What needs to be done: Return the listing below verbatim. Pictures do not belong in the copy.

═══ Supplied information ═══

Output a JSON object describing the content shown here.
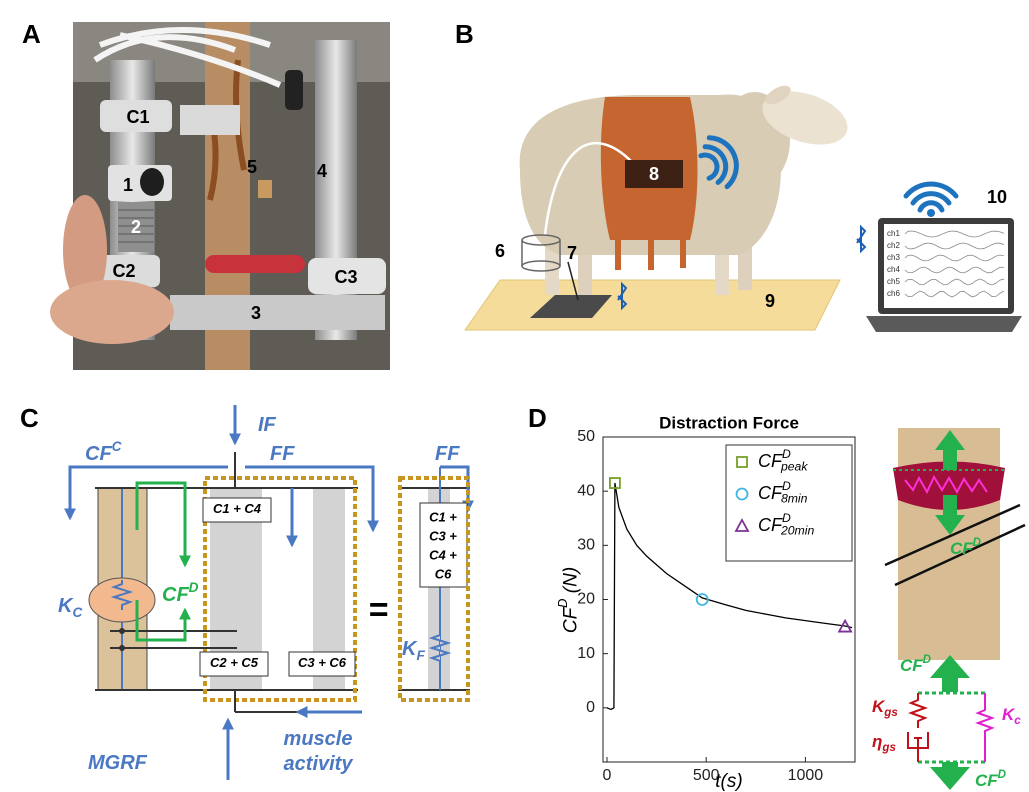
{
  "panel_labels": [
    "A",
    "B",
    "C",
    "D"
  ],
  "photo": {
    "labels": [
      "C1",
      "1",
      "5",
      "4",
      "2",
      "C2",
      "C3",
      "3"
    ]
  },
  "sheep": {
    "labels": [
      "6",
      "7",
      "8",
      "9",
      "10"
    ],
    "channels": [
      "ch1",
      "ch2",
      "ch3",
      "ch4",
      "ch5",
      "ch6"
    ]
  },
  "model": {
    "labels": [
      {
        "text": "IF"
      },
      {
        "text": "CF",
        "sup": "C"
      },
      {
        "text": "FF"
      },
      {
        "text": "FF"
      },
      {
        "text": "C1 + C4"
      },
      {
        "text": "CF",
        "sup": "D"
      },
      {
        "text": "K",
        "sub": "C"
      },
      {
        "text": "="
      },
      {
        "text": "K",
        "sub": "F"
      },
      {
        "text": "C2 + C5"
      },
      {
        "text": "C3 + C6"
      },
      {
        "text": "MGRF"
      },
      {
        "text": "muscle"
      },
      {
        "text": "activity"
      }
    ],
    "stack_box": [
      "C1 +",
      "C3 +",
      "C4 +",
      "C6"
    ]
  },
  "chart_data": {
    "type": "line",
    "title": "Distraction Force",
    "xlabel": {
      "text": "t(s)"
    },
    "ylabel": {
      "text": "CF",
      "sup": "D",
      "after": " (N)"
    },
    "xlim": [
      -20,
      1250
    ],
    "ylim": [
      -10,
      50
    ],
    "xticks": [
      0,
      500,
      1000
    ],
    "yticks": [
      0,
      10,
      20,
      30,
      40,
      50
    ],
    "series": [
      {
        "color": "#000000",
        "x": [
          0,
          20,
          35,
          40,
          60,
          100,
          150,
          200,
          300,
          400,
          480,
          600,
          700,
          800,
          900,
          1000,
          1100,
          1200,
          1235
        ],
        "values": [
          0,
          -0.3,
          0,
          41.5,
          37,
          33,
          30,
          28,
          24.8,
          22.3,
          20.3,
          19,
          18,
          17.3,
          16.6,
          16.1,
          15.6,
          15.1,
          14.8
        ]
      },
      {
        "name": "CF",
        "name_sup": "D",
        "name_sub": "peak",
        "color": "#77a02a",
        "marker": "square",
        "x": [
          40
        ],
        "values": [
          41.5
        ]
      },
      {
        "name": "CF",
        "name_sup": "D",
        "name_sub": "8min",
        "color": "#3fb6e6",
        "marker": "circle",
        "x": [
          480
        ],
        "values": [
          20
        ]
      },
      {
        "name": "CF",
        "name_sup": "D",
        "name_sub": "20min",
        "color": "#7b3294",
        "marker": "triangle",
        "x": [
          1200
        ],
        "values": [
          15
        ]
      }
    ]
  },
  "bone": {
    "labels": [
      {
        "text": "CF",
        "sup": "D"
      },
      {
        "text": "CF",
        "sup": "D"
      },
      {
        "text": "K",
        "sub": "gs"
      },
      {
        "text": "η",
        "sub": "gs"
      },
      {
        "text": "K",
        "sub": "c"
      },
      {
        "text": "CF",
        "sup": "D"
      }
    ]
  }
}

═══

Problem solution:
Output a JSON object describing the content shown here.
{
  "panel_labels": [
    "A",
    "B",
    "C",
    "D"
  ],
  "photo": {
    "labels": [
      "C1",
      "1",
      "5",
      "4",
      "2",
      "C2",
      "C3",
      "3"
    ]
  },
  "sheep": {
    "labels": [
      "6",
      "7",
      "8",
      "9",
      "10"
    ],
    "channels": [
      "ch1",
      "ch2",
      "ch3",
      "ch4",
      "ch5",
      "ch6"
    ]
  },
  "model": {
    "labels": [
      {
        "text": "IF"
      },
      {
        "text": "CF",
        "sup": "C"
      },
      {
        "text": "FF"
      },
      {
        "text": "FF"
      },
      {
        "text": "C1 + C4"
      },
      {
        "text": "CF",
        "sup": "D"
      },
      {
        "text": "K",
        "sub": "C"
      },
      {
        "text": "="
      },
      {
        "text": "K",
        "sub": "F"
      },
      {
        "text": "C2 + C5"
      },
      {
        "text": "C3 + C6"
      },
      {
        "text": "MGRF"
      },
      {
        "text": "muscle"
      },
      {
        "text": "activity"
      }
    ],
    "stack_box": [
      "C1 +",
      "C3 +",
      "C4 +",
      "C6"
    ]
  },
  "chart_data": {
    "type": "line",
    "title": "Distraction Force",
    "xlabel": {
      "text": "t(s)"
    },
    "ylabel": {
      "text": "CF",
      "sup": "D",
      "after": " (N)"
    },
    "xlim": [
      -20,
      1250
    ],
    "ylim": [
      -10,
      50
    ],
    "xticks": [
      0,
      500,
      1000
    ],
    "yticks": [
      0,
      10,
      20,
      30,
      40,
      50
    ],
    "series": [
      {
        "color": "#000000",
        "x": [
          0,
          20,
          35,
          40,
          60,
          100,
          150,
          200,
          300,
          400,
          480,
          600,
          700,
          800,
          900,
          1000,
          1100,
          1200,
          1235
        ],
        "values": [
          0,
          -0.3,
          0,
          41.5,
          37,
          33,
          30,
          28,
          24.8,
          22.3,
          20.3,
          19,
          18,
          17.3,
          16.6,
          16.1,
          15.6,
          15.1,
          14.8
        ]
      },
      {
        "name": "CF",
        "name_sup": "D",
        "name_sub": "peak",
        "color": "#77a02a",
        "marker": "square",
        "x": [
          40
        ],
        "values": [
          41.5
        ]
      },
      {
        "name": "CF",
        "name_sup": "D",
        "name_sub": "8min",
        "color": "#3fb6e6",
        "marker": "circle",
        "x": [
          480
        ],
        "values": [
          20
        ]
      },
      {
        "name": "CF",
        "name_sup": "D",
        "name_sub": "20min",
        "color": "#7b3294",
        "marker": "triangle",
        "x": [
          1200
        ],
        "values": [
          15
        ]
      }
    ]
  },
  "bone": {
    "labels": [
      {
        "text": "CF",
        "sup": "D"
      },
      {
        "text": "CF",
        "sup": "D"
      },
      {
        "text": "K",
        "sub": "gs"
      },
      {
        "text": "η",
        "sub": "gs"
      },
      {
        "text": "K",
        "sub": "c"
      },
      {
        "text": "CF",
        "sup": "D"
      }
    ]
  }
}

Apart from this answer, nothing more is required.